Part of a data file:
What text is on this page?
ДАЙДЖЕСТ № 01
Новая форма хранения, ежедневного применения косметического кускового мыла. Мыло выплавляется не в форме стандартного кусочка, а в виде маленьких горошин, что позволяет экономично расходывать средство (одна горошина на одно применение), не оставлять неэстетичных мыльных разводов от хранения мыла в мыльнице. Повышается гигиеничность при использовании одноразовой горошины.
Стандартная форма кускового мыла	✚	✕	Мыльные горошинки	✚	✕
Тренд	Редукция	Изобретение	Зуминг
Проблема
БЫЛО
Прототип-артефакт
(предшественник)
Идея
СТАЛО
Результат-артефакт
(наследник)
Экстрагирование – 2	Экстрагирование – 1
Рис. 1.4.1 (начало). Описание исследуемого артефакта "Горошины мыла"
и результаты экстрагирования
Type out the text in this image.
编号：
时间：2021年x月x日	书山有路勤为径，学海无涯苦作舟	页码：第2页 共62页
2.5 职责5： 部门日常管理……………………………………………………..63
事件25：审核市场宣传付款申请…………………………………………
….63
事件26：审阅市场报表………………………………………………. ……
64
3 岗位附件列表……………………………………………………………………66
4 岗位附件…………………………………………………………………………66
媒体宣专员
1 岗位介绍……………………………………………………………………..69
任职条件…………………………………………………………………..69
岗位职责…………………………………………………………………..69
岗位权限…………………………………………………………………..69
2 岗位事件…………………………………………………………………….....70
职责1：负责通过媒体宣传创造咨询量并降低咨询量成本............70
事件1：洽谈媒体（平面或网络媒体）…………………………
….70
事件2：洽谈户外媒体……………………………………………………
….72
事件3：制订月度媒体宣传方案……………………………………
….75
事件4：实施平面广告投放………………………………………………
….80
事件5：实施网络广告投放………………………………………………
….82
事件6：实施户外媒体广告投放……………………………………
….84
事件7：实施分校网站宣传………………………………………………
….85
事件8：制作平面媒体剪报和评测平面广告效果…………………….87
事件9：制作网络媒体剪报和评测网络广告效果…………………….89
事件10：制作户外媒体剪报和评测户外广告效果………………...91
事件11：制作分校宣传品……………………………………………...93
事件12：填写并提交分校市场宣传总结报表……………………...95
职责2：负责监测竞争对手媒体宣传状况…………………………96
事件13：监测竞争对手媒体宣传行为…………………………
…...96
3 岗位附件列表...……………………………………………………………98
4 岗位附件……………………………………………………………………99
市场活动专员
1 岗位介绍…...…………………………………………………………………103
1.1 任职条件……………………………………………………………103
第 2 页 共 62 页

_Set task_. Check each line of the data above for the word "this" and say how many lines have it. Give the number alone.

_Output of the exercise_. 2